Records from a collection:
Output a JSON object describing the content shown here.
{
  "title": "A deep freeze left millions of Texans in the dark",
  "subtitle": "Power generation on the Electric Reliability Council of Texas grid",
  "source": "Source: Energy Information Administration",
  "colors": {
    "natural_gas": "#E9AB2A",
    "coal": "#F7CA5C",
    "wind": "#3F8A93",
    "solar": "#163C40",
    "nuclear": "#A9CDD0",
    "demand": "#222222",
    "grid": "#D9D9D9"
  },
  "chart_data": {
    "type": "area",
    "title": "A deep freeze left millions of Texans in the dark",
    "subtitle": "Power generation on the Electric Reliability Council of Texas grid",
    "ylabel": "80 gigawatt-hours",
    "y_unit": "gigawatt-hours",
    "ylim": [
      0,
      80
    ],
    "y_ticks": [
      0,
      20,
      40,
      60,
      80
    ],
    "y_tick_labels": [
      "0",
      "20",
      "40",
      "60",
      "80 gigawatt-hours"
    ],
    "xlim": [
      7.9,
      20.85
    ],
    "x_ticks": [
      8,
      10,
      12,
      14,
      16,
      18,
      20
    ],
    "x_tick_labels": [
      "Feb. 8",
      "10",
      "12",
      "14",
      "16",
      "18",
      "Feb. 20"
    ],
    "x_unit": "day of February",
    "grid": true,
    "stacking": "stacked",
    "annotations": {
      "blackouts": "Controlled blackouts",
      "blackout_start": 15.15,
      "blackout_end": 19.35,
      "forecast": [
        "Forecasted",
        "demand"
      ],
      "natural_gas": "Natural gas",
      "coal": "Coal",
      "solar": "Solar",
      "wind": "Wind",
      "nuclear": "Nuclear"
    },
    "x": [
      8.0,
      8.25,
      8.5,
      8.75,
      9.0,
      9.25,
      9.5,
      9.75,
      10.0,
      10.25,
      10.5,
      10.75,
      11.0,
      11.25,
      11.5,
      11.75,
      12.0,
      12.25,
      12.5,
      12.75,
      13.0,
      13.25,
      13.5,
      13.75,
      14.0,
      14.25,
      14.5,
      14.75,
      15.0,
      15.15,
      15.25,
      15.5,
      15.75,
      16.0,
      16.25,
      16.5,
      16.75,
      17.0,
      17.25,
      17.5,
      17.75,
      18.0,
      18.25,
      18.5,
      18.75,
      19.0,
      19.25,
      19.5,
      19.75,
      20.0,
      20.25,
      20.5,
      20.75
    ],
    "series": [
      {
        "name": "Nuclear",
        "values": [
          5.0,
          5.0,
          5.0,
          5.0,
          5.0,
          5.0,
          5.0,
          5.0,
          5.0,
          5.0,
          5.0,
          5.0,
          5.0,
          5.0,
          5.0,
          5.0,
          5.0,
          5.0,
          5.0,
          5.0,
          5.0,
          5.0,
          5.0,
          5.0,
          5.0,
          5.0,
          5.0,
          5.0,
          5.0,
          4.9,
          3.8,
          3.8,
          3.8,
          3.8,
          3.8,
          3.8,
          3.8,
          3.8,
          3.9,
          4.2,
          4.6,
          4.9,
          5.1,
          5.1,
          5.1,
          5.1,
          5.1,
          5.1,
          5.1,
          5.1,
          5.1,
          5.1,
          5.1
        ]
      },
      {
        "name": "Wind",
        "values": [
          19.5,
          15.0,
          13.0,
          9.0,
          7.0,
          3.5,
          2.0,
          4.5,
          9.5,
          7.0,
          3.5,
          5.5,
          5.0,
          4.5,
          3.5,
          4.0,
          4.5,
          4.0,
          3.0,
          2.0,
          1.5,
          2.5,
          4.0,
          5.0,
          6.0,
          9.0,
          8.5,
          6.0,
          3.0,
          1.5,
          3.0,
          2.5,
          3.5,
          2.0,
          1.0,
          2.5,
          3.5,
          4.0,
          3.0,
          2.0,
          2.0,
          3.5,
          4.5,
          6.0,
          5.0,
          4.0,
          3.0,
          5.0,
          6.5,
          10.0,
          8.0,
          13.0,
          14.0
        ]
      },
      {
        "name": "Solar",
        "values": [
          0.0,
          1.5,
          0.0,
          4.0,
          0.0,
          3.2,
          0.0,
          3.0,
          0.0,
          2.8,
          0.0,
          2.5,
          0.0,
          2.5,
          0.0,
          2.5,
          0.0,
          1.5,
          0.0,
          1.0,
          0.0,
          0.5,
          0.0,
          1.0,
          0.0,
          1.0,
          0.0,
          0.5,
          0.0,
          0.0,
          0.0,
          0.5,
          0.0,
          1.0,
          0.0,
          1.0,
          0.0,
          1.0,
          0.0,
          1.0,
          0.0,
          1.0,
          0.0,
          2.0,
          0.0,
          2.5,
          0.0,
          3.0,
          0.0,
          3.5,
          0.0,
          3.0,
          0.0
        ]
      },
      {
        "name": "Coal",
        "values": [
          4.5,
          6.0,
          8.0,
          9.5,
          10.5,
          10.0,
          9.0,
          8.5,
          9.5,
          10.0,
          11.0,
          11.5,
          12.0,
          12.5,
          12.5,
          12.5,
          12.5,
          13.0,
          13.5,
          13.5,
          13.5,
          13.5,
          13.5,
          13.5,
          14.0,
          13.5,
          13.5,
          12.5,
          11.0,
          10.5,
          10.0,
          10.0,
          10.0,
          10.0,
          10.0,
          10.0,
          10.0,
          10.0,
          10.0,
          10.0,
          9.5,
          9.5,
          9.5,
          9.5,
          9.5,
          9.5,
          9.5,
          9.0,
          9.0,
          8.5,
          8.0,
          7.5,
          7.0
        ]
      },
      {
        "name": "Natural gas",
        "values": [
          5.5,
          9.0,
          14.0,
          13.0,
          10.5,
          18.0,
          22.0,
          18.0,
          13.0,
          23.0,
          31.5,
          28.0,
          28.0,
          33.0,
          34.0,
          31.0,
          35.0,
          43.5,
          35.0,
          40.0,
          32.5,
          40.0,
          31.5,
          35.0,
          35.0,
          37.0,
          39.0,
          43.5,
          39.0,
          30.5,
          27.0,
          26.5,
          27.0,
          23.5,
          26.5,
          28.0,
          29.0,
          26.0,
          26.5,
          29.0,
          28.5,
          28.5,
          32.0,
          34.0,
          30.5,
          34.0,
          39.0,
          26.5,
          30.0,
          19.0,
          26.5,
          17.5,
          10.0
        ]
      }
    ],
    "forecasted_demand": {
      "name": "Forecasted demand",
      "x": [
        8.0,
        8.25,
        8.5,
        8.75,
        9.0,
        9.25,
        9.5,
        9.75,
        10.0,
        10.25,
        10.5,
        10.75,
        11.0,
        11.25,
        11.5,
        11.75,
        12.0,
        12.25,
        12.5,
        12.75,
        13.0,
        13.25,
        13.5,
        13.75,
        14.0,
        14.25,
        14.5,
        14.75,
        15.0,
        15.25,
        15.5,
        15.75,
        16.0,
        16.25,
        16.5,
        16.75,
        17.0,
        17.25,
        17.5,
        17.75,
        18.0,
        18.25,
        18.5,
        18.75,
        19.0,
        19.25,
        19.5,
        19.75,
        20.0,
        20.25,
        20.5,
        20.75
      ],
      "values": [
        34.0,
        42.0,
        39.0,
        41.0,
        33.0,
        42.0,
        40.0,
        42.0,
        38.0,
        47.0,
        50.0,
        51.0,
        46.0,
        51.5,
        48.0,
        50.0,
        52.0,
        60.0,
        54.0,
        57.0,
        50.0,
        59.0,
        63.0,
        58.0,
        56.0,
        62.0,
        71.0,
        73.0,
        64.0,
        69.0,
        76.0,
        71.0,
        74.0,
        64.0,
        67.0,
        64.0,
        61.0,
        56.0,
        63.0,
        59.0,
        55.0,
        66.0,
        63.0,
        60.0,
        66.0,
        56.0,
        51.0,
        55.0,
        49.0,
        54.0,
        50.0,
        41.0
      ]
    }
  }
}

* [Goal of the exercise] Look through the entries and find each line that has the string "Power". Copy those lines.

* [Full solution]
  "subtitle": "Power generation on the Electric Reliability Council of Texas grid",
    "subtitle": "Power generation on the Electric Reliability Council of Texas grid",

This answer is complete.